**Task description**
Write out every line below that includes the word "Children".

--- --- ---

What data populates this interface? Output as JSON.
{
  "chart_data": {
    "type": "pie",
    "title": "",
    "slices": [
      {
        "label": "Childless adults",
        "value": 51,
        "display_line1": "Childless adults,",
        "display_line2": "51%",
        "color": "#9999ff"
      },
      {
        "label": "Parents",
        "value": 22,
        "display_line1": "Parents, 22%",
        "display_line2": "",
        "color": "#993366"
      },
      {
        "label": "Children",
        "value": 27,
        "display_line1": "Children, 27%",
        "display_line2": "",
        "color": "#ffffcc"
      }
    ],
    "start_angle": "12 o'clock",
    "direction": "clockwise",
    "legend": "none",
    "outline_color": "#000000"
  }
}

--- --- ---

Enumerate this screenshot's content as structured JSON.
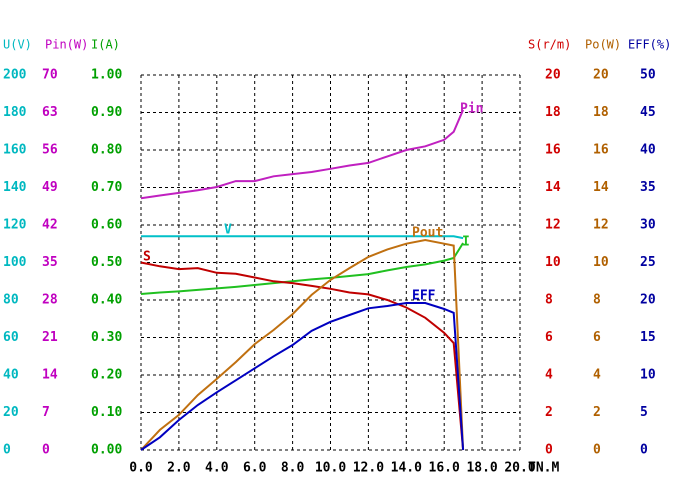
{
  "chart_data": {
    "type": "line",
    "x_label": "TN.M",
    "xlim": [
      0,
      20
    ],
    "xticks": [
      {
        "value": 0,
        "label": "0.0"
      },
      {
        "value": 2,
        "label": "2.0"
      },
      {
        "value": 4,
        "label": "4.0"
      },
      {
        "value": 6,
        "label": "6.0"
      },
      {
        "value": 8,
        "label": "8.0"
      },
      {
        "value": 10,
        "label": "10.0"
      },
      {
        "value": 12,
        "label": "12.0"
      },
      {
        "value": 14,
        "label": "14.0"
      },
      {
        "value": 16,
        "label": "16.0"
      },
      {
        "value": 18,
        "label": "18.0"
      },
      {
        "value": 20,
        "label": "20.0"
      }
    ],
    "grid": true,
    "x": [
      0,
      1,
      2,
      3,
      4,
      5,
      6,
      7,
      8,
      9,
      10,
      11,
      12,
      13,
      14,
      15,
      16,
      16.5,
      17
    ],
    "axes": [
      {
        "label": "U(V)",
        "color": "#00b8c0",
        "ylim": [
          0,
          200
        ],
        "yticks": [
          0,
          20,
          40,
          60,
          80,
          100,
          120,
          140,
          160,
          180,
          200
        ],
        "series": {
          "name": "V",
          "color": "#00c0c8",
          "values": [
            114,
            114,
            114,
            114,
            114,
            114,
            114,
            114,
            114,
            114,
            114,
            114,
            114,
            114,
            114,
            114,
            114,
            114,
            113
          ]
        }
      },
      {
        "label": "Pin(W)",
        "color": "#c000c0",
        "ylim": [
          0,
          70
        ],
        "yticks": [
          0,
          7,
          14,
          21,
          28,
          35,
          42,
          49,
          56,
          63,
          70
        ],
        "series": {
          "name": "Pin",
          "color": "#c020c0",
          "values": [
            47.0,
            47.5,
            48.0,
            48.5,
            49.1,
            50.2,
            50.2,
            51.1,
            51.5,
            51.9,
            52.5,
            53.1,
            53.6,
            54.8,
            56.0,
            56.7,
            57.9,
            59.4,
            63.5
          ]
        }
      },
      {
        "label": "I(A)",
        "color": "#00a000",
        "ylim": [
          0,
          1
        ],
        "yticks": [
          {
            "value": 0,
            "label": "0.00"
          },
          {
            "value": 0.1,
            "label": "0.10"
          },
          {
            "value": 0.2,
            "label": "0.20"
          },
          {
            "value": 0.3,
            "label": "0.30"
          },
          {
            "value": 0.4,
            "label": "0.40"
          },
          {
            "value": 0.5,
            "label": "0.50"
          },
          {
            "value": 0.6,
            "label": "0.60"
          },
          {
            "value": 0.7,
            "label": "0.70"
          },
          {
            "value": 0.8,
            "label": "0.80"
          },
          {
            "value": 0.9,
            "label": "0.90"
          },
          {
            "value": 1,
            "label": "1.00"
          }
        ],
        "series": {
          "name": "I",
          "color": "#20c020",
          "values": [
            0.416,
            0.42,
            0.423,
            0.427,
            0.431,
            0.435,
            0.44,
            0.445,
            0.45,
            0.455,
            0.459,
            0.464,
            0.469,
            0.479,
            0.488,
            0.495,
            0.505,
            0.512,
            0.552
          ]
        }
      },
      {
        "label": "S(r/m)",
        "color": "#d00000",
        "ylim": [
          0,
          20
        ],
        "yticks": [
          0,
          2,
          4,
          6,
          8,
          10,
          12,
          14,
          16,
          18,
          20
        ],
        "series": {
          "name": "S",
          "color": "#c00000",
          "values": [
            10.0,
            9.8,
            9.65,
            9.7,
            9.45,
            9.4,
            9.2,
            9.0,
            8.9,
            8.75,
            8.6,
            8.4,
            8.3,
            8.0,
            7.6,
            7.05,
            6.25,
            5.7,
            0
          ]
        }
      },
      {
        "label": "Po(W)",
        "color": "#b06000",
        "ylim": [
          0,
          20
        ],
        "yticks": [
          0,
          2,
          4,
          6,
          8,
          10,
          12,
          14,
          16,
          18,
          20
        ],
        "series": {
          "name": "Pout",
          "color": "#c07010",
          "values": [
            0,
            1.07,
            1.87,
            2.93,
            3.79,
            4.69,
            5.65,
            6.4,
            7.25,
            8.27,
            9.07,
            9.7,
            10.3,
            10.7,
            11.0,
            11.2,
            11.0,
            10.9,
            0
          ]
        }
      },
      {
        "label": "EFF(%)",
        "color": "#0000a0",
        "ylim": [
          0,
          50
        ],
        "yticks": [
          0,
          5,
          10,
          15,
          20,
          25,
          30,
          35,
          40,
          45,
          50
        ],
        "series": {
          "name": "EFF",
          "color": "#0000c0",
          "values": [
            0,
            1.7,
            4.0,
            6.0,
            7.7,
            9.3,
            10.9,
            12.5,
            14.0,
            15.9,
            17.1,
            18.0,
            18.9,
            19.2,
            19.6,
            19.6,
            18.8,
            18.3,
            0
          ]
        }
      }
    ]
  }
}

--- --- ---

**Answer in full**
        "label": "Children",
        "display_line1": "Children, 27%",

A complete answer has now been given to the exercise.